Prompt. Copy out the listing that follows exactly, dropping every picture.

The data.
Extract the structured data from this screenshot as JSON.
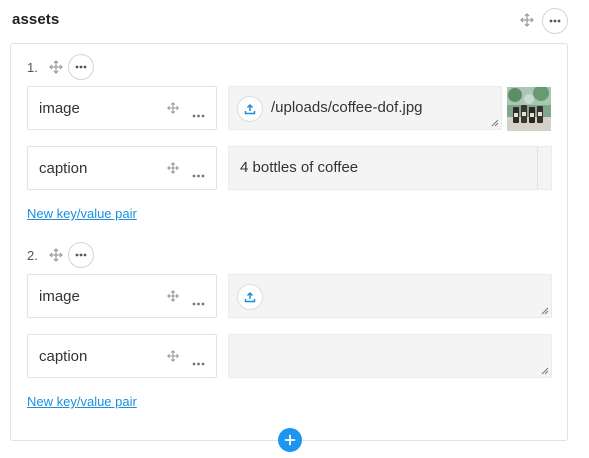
{
  "field": {
    "title": "assets",
    "move_icon": "move-arrows-icon",
    "more_icon": "more-horizontal-icon"
  },
  "items": [
    {
      "index": "1.",
      "pairs": [
        {
          "key": "image",
          "value": "/uploads/coffee-dof.jpg",
          "has_upload": true,
          "has_thumbnail": true
        },
        {
          "key": "caption",
          "value": "4 bottles of coffee",
          "has_upload": false,
          "has_thumbnail": false
        }
      ],
      "new_pair_label": "New key/value pair"
    },
    {
      "index": "2.",
      "pairs": [
        {
          "key": "image",
          "value": "",
          "has_upload": true,
          "has_thumbnail": false
        },
        {
          "key": "caption",
          "value": "",
          "has_upload": false,
          "has_thumbnail": false
        }
      ],
      "new_pair_label": "New key/value pair"
    }
  ],
  "colors": {
    "link": "#1a8fdd",
    "add_button": "#1e96f0",
    "upload_icon": "#1a8fdd"
  },
  "icons": {
    "upload": "upload-icon",
    "add": "plus-icon",
    "thumbnail": "coffee-thumbnail-image"
  }
}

Exercise solution.
Extract the structured data from this screenshot as JSON.
{
  "field": {
    "title": "assets",
    "move_icon": "move-arrows-icon",
    "more_icon": "more-horizontal-icon"
  },
  "items": [
    {
      "index": "1.",
      "pairs": [
        {
          "key": "image",
          "value": "/uploads/coffee-dof.jpg",
          "has_upload": true,
          "has_thumbnail": true
        },
        {
          "key": "caption",
          "value": "4 bottles of coffee",
          "has_upload": false,
          "has_thumbnail": false
        }
      ],
      "new_pair_label": "New key/value pair"
    },
    {
      "index": "2.",
      "pairs": [
        {
          "key": "image",
          "value": "",
          "has_upload": true,
          "has_thumbnail": false
        },
        {
          "key": "caption",
          "value": "",
          "has_upload": false,
          "has_thumbnail": false
        }
      ],
      "new_pair_label": "New key/value pair"
    }
  ],
  "colors": {
    "link": "#1a8fdd",
    "add_button": "#1e96f0",
    "upload_icon": "#1a8fdd"
  },
  "icons": {
    "upload": "upload-icon",
    "add": "plus-icon",
    "thumbnail": "coffee-thumbnail-image"
  }
}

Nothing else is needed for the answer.